* _Written problem_: Collect the lines of the entries where "explanation" shows up.

(Dataset records)

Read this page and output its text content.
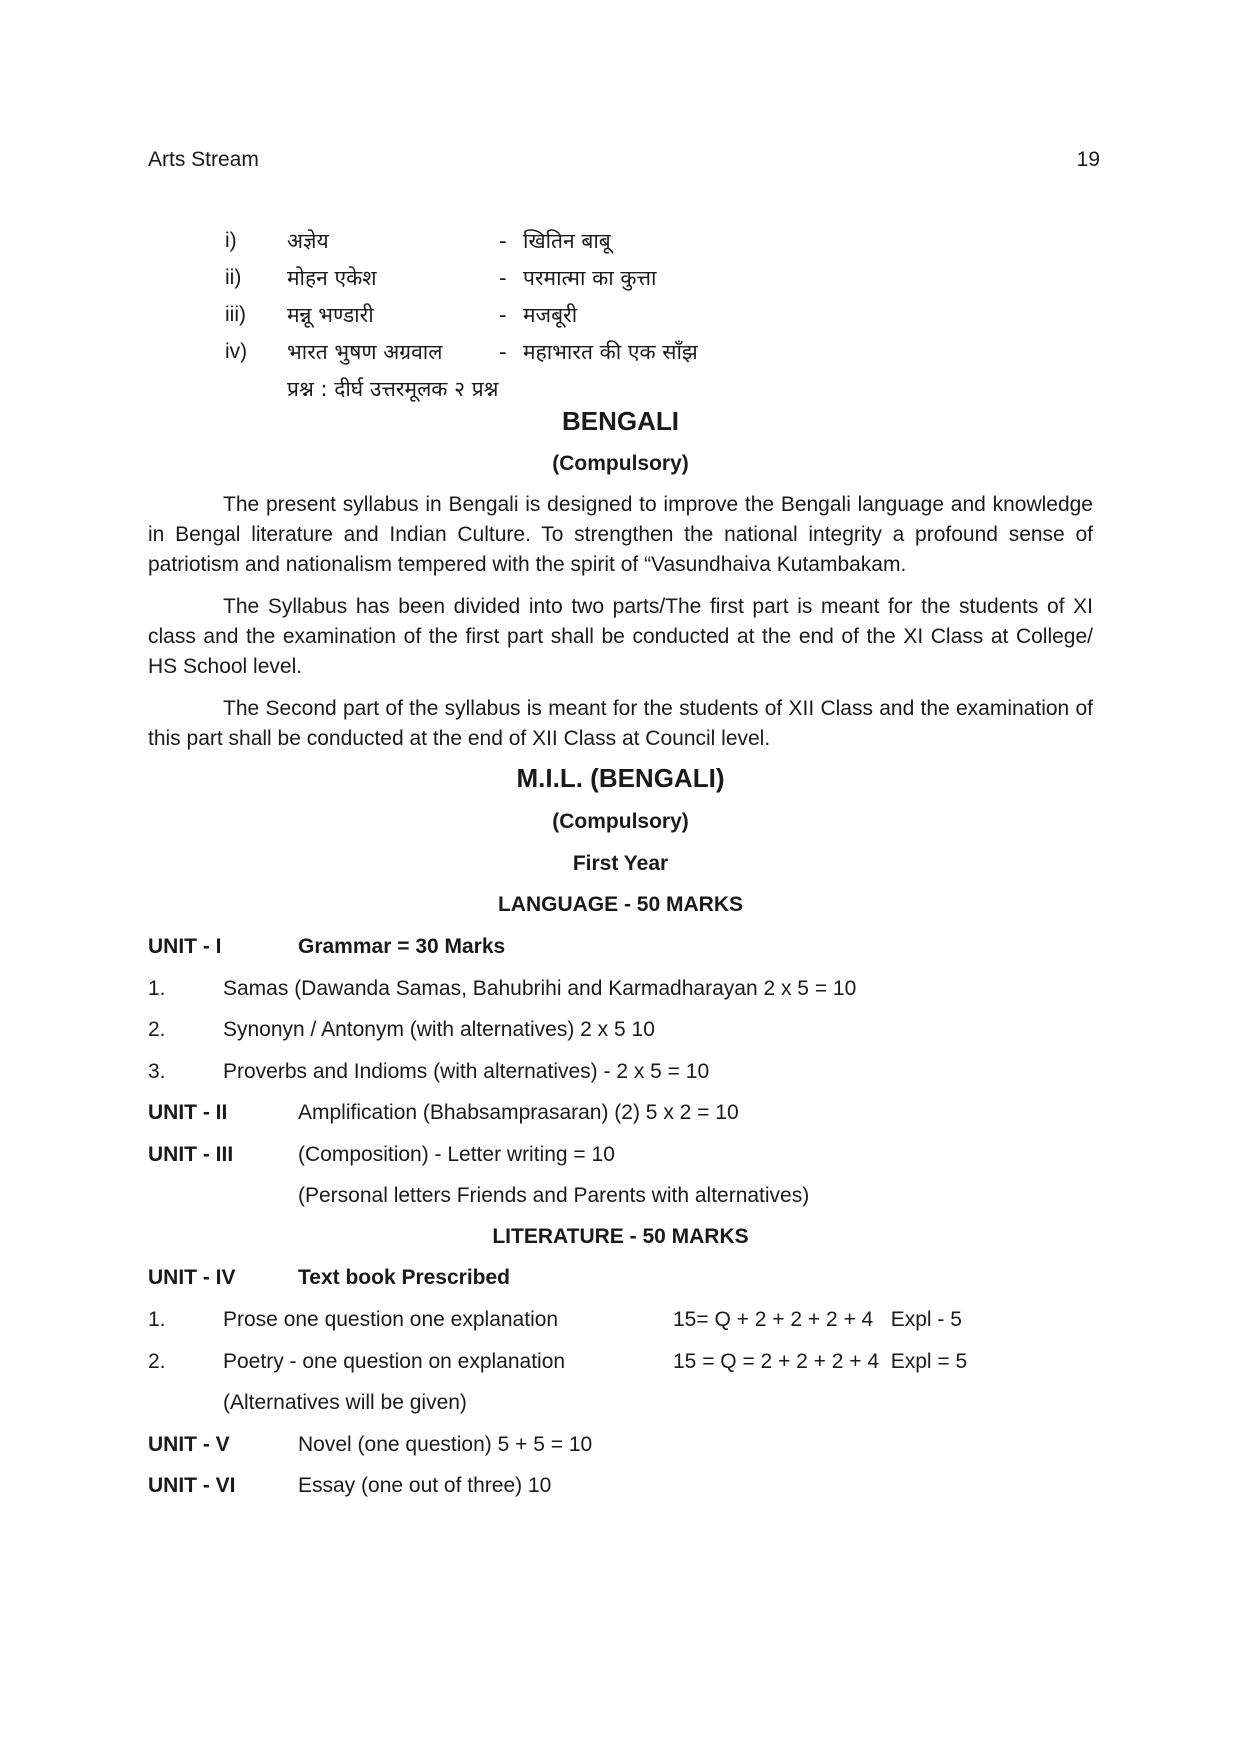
Arts Stream	19
i)	अज्ञेय	- खितिन बाबू
ii)	मोहन एकेश	- परमात्मा का कुत्ता
iii)	मन्नू भण्डारी	- मजबूरी
iv)	भारत भुषण अग्रवाल	- महाभारत की एक साँझ
प्रश्न : दीर्घ उत्तरमूलक २ प्रश्न
BENGALI
(Compulsory)

The present syllabus in Bengali is designed to improve the Bengali language and knowledge in Bengal literature and Indian Culture. To strengthen the national integrity a profound sense of patriotism and nationalism tempered with the spirit of “Vasundhaiva Kutambakam.

The Syllabus has been divided into two parts/The first part is meant for the students of XI class and the examination of the first part shall be conducted at the end of the XI Class at College/ HS School level.

The Second part of the syllabus is meant for the students of XII Class and the examination of this part shall be conducted at the end of XII Class at Council level.

M.I.L. (BENGALI)
(Compulsory)
First Year
LANGUAGE - 50 MARKS
UNIT - I	Grammar = 30 Marks
1.	Samas (Dawanda Samas, Bahubrihi and Karmadharayan 2 x 5 = 10
2.	Synonyn / Antonym (with alternatives) 2 x 5 10
3.	Proverbs and Indioms (with alternatives) - 2 x 5 = 10
UNIT - II	Amplification (Bhabsamprasaran) (2) 5 x 2 = 10
UNIT - III	(Composition) - Letter writing = 10
(Personal letters Friends and Parents with alternatives)
LITERATURE - 50 MARKS
UNIT - IV	Text book Prescribed
1.	Prose one question one explanation	15= Q + 2 + 2 + 2 + 4   Expl - 5
2.	Poetry - one question on explanation	15 = Q = 2 + 2 + 2 + 4  Expl = 5
(Alternatives will be given)
UNIT - V	Novel (one question) 5 + 5 = 10
UNIT - VI	Essay (one out of three) 10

* _Task solution_:
1.	Prose one question one explanation	15= Q + 2 + 2 + 2 + 4   Expl - 5
2.	Poetry - one question on explanation	15 = Q = 2 + 2 + 2 + 4  Expl = 5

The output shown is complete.